# Given records
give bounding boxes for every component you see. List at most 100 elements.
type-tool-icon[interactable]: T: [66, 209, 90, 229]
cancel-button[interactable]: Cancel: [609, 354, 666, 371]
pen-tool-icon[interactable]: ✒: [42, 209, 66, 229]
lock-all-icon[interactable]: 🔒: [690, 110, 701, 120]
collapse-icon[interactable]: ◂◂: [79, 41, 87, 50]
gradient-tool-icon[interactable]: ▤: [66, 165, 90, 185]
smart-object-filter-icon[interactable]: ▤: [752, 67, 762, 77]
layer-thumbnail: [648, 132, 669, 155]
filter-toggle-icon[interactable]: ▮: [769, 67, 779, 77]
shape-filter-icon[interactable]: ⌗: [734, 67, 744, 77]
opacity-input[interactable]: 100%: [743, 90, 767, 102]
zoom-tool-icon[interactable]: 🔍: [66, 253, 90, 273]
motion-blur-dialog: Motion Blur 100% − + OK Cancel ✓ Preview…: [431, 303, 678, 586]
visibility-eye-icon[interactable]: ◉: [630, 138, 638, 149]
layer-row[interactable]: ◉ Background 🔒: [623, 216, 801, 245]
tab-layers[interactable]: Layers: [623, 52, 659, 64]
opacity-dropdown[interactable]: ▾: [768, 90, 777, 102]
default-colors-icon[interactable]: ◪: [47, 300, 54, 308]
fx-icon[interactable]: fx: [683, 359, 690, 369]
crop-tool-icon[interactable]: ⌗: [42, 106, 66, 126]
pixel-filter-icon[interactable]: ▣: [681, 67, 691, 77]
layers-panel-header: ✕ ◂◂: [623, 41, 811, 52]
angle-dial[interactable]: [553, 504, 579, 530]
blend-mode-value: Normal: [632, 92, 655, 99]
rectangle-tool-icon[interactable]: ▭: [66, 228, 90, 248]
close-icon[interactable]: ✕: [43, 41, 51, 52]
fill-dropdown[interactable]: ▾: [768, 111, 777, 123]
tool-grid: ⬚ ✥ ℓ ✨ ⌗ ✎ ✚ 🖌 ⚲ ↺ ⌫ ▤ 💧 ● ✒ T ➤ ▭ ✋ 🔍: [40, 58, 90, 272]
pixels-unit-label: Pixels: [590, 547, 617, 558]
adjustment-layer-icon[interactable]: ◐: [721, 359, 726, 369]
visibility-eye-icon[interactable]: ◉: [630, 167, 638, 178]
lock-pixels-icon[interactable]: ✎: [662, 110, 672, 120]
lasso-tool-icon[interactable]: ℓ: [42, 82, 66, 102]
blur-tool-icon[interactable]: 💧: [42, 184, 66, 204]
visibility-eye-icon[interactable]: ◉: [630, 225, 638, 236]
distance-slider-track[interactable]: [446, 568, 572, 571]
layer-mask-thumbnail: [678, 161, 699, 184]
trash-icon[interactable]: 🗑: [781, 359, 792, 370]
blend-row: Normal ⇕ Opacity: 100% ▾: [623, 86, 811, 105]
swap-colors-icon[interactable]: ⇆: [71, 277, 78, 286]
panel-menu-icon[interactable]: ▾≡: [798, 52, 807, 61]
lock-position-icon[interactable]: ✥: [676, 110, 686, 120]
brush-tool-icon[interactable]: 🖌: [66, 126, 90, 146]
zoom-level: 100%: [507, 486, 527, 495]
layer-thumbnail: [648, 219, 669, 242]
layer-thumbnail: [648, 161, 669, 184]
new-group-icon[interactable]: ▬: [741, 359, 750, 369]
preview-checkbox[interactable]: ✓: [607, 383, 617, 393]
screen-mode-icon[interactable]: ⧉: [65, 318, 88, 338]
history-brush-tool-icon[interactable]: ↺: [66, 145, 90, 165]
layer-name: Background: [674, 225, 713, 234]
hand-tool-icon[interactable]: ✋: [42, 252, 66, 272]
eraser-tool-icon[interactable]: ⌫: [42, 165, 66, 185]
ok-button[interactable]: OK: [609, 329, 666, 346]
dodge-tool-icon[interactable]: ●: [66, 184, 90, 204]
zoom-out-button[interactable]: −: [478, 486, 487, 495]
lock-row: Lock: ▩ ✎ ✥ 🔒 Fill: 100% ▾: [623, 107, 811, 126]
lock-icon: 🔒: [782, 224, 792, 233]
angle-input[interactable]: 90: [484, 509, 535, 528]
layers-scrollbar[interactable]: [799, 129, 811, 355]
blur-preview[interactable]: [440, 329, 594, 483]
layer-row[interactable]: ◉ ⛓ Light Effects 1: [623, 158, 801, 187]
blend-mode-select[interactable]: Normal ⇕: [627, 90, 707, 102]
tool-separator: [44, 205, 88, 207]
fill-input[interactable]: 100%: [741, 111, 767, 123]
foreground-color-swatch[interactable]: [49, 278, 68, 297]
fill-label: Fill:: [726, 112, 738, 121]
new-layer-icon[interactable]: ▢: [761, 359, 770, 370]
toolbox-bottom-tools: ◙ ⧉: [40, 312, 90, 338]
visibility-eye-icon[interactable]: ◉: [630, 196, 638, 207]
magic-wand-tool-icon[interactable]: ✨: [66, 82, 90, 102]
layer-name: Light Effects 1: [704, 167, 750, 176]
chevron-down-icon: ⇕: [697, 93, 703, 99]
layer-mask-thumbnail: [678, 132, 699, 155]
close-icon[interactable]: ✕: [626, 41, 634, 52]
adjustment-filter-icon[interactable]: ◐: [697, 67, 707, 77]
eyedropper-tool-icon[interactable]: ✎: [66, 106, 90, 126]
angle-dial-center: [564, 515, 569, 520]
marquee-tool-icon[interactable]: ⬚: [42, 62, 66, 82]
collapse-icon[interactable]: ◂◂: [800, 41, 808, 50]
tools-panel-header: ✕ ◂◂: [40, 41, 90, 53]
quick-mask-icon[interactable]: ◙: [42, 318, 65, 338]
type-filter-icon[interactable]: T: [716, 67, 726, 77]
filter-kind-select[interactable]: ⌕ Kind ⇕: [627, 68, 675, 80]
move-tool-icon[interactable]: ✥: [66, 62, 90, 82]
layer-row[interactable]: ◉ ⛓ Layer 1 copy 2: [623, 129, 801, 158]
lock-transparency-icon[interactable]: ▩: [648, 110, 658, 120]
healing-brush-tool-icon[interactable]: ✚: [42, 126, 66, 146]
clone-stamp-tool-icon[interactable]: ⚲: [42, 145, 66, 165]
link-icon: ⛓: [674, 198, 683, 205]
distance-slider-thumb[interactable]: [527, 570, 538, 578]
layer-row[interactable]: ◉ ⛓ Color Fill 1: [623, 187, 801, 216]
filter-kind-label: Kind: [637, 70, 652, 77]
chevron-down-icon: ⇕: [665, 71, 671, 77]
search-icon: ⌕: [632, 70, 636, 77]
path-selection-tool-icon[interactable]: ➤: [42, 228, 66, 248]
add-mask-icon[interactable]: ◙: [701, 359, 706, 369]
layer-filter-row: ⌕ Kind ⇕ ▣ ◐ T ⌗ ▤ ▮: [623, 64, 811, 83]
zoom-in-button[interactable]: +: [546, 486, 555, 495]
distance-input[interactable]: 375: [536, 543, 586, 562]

# Set exercise
Convert the entries into a Markdown table with the columns Row and Line. Begin at the very first line, stop after the line that contains "distance-slider-track[interactable]: [446, 568, 572, 571]", number each row, and leave out any blank lines.

# Task answer
| Row | Line |
|---|---|
| 1 | give bounding boxes for every component you see. List at most 100 elements. |
| 2 | type-tool-icon[interactable]: T: [66, 209, 90, 229] |
| 3 | cancel-button[interactable]: Cancel: [609, 354, 666, 371] |
| 4 | pen-tool-icon[interactable]: ✒: [42, 209, 66, 229] |
| 5 | lock-all-icon[interactable]: 🔒: [690, 110, 701, 120] |
| 6 | collapse-icon[interactable]: ◂◂: [79, 41, 87, 50] |
| 7 | gradient-tool-icon[interactable]: ▤: [66, 165, 90, 185] |
| 8 | smart-object-filter-icon[interactable]: ▤: [752, 67, 762, 77] |
| 9 | layer-thumbnail: [648, 132, 669, 155] |
| 10 | filter-toggle-icon[interactable]: ▮: [769, 67, 779, 77] |
| 11 | shape-filter-icon[interactable]: ⌗: [734, 67, 744, 77] |
| 12 | opacity-input[interactable]: 100%: [743, 90, 767, 102] |
| 13 | zoom-tool-icon[interactable]: 🔍: [66, 253, 90, 273] |
| 14 | motion-blur-dialog: Motion Blur 100% − + OK Cancel ✓ Preview…: [431, 303, 678, 586] |
| 15 | visibility-eye-icon[interactable]: ◉: [630, 138, 638, 149] |
| 16 | layer-row[interactable]: ◉ Background 🔒: [623, 216, 801, 245] |
| 17 | tab-layers[interactable]: Layers: [623, 52, 659, 64] |
| 18 | opacity-dropdown[interactable]: ▾: [768, 90, 777, 102] |
| 19 | default-colors-icon[interactable]: ◪: [47, 300, 54, 308] |
| 20 | fx-icon[interactable]: fx: [683, 359, 690, 369] |
| 21 | crop-tool-icon[interactable]: ⌗: [42, 106, 66, 126] |
| 22 | pixel-filter-icon[interactable]: ▣: [681, 67, 691, 77] |
| 23 | layers-panel-header: ✕ ◂◂: [623, 41, 811, 52] |
| 24 | angle-dial[interactable]: [553, 504, 579, 530] |
| 25 | blend-mode-value: Normal: [632, 92, 655, 99] |
| 26 | rectangle-tool-icon[interactable]: ▭: [66, 228, 90, 248] |
| 27 | close-icon[interactable]: ✕: [43, 41, 51, 52] |
| 28 | fill-dropdown[interactable]: ▾: [768, 111, 777, 123] |
| 29 | tool-grid: ⬚ ✥ ℓ ✨ ⌗ ✎ ✚ 🖌 ⚲ ↺ ⌫ ▤ 💧 ● ✒ T ➤ ▭ ✋ 🔍: [40, 58, 90, 272] |
| 30 | pixels-unit-label: Pixels: [590, 547, 617, 558] |
| 31 | adjustment-layer-icon[interactable]: ◐: [721, 359, 726, 369] |
| 32 | visibility-eye-icon[interactable]: ◉: [630, 167, 638, 178] |
| 33 | lock-pixels-icon[interactable]: ✎: [662, 110, 672, 120] |
| 34 | lasso-tool-icon[interactable]: ℓ: [42, 82, 66, 102] |
| 35 | blur-tool-icon[interactable]: 💧: [42, 184, 66, 204] |
| 36 | visibility-eye-icon[interactable]: ◉: [630, 225, 638, 236] |
| 37 | distance-slider-track[interactable]: [446, 568, 572, 571] |